AIM OF THE TASK
Sort through the data and copy the lines holding the word "drone".

··· DATASET RECORDS

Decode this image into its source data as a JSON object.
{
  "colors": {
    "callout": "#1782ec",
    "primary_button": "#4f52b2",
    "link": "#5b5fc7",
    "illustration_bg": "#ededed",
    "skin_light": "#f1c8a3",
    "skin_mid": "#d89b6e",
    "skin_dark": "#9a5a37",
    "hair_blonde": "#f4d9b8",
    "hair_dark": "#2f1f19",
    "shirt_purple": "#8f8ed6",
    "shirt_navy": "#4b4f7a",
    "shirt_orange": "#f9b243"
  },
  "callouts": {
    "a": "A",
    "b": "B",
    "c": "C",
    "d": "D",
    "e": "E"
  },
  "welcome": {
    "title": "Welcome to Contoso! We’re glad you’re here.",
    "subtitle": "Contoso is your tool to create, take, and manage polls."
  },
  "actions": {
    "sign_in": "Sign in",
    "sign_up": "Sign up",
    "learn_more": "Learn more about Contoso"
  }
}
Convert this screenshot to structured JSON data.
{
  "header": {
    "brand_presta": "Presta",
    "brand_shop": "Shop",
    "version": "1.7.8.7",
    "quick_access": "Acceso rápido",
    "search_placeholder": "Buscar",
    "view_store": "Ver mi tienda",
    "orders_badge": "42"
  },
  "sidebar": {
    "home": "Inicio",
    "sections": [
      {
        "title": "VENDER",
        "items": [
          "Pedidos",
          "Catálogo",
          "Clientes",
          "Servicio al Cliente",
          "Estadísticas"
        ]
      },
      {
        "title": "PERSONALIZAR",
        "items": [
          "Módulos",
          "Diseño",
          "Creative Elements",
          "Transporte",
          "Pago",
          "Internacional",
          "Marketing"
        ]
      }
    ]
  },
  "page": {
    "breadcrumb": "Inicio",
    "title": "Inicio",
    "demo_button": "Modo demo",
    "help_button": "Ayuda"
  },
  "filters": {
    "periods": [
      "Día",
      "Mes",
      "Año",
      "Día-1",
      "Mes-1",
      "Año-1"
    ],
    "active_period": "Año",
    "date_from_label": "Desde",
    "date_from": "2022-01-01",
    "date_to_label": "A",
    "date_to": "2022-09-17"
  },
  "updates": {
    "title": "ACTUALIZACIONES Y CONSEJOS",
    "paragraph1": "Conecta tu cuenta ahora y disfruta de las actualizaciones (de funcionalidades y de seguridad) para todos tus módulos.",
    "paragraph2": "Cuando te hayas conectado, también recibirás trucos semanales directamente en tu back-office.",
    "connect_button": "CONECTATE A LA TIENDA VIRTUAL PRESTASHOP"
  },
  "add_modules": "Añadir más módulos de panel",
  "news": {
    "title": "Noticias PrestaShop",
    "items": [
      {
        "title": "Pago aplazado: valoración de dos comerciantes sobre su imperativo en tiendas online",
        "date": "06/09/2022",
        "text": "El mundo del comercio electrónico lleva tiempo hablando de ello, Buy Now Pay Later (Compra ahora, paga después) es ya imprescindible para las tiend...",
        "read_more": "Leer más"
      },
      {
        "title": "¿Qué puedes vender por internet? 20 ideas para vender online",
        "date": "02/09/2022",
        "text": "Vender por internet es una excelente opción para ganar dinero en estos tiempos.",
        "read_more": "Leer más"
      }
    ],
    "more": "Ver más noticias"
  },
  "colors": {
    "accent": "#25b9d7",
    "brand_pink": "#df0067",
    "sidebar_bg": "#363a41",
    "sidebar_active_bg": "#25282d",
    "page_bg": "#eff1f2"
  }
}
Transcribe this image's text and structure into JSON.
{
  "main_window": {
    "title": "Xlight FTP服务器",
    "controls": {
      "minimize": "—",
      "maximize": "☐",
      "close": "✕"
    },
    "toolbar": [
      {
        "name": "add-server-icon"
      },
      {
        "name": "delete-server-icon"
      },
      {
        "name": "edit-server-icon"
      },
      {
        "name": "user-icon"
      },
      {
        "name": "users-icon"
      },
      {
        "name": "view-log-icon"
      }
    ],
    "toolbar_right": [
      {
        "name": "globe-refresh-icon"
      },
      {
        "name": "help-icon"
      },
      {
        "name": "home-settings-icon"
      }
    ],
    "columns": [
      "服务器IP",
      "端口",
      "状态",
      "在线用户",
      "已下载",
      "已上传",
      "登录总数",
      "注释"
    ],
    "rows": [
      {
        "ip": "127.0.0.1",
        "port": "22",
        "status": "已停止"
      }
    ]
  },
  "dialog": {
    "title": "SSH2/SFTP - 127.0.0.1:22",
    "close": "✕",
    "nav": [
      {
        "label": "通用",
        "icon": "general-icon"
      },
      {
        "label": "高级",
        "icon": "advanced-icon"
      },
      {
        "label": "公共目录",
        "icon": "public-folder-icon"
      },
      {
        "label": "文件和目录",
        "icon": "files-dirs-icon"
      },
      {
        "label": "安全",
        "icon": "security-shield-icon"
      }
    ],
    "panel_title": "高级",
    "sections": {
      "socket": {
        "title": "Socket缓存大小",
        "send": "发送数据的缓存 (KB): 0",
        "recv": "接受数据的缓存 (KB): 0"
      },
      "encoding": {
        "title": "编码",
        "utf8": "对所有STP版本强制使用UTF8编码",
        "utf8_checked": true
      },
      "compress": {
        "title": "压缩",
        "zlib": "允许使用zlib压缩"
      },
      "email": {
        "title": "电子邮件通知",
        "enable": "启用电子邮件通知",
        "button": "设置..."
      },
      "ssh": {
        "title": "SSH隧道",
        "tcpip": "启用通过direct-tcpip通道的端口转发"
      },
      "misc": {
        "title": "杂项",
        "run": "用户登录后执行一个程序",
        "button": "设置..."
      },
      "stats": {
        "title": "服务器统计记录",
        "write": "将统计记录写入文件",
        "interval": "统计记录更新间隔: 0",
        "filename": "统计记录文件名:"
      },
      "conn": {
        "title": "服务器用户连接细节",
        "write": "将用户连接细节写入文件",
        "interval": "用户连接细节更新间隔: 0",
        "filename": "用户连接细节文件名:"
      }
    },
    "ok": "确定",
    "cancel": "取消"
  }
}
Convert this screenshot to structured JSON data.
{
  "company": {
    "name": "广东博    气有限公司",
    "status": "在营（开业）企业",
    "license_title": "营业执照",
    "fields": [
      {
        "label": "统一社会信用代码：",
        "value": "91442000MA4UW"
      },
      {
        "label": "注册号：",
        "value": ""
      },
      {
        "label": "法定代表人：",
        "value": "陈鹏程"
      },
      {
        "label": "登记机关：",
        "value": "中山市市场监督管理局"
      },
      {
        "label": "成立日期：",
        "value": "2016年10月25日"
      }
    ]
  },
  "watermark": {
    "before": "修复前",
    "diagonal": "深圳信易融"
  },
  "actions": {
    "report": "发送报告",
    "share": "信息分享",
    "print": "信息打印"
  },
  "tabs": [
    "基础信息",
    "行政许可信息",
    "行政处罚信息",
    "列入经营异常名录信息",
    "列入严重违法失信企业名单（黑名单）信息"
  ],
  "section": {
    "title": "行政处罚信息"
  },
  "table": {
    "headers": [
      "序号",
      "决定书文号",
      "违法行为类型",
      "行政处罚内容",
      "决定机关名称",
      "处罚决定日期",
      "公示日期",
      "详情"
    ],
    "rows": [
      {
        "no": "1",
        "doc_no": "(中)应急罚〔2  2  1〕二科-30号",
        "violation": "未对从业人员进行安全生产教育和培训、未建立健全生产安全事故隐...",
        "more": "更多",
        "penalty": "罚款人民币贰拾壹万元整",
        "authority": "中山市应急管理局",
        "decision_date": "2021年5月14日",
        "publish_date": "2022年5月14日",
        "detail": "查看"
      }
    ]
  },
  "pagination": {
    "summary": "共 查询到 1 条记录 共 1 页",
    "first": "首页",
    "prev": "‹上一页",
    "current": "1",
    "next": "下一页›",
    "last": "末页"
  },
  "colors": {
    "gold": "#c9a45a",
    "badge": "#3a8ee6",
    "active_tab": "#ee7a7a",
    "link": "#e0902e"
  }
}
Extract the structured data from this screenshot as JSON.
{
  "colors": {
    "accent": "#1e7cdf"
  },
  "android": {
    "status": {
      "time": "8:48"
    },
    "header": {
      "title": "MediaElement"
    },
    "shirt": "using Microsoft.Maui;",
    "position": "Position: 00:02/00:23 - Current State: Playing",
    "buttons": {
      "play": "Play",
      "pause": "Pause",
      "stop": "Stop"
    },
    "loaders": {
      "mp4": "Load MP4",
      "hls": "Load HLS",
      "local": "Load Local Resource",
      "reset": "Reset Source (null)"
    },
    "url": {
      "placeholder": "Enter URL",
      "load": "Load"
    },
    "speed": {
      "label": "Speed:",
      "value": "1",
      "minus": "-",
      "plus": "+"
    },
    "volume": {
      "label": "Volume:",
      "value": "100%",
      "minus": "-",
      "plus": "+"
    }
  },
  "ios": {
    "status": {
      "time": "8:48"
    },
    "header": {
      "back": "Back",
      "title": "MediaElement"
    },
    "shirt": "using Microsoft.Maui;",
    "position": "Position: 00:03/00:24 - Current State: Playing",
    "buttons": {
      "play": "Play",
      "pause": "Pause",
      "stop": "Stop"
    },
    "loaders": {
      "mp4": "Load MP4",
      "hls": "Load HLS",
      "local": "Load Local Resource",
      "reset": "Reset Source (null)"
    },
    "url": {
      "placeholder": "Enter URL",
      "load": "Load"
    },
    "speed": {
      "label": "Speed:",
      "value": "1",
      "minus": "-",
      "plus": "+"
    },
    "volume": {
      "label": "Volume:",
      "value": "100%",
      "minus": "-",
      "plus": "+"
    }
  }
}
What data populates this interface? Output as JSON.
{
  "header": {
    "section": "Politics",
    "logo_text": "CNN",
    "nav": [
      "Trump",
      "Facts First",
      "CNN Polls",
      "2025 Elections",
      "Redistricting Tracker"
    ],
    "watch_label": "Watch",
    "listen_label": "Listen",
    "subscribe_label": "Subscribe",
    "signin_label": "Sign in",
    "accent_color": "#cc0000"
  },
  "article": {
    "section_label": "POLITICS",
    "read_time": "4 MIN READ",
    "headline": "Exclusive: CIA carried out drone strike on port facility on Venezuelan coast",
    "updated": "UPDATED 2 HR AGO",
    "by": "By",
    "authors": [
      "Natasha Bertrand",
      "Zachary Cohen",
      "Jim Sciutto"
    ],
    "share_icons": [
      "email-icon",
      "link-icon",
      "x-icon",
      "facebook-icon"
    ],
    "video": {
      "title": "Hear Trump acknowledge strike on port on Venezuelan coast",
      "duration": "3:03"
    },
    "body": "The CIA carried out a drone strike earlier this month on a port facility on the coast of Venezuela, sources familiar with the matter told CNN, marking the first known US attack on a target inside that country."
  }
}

······

FULL RESPONSE
    "headline": "Exclusive: CIA carried out drone strike on port facility on Venezuelan coast",
    "body": "The CIA carried out a drone strike earlier this month on a port facility on the coast of Venezuela, sources familiar with the matter told CNN, marking the first known US attack on a target inside that country."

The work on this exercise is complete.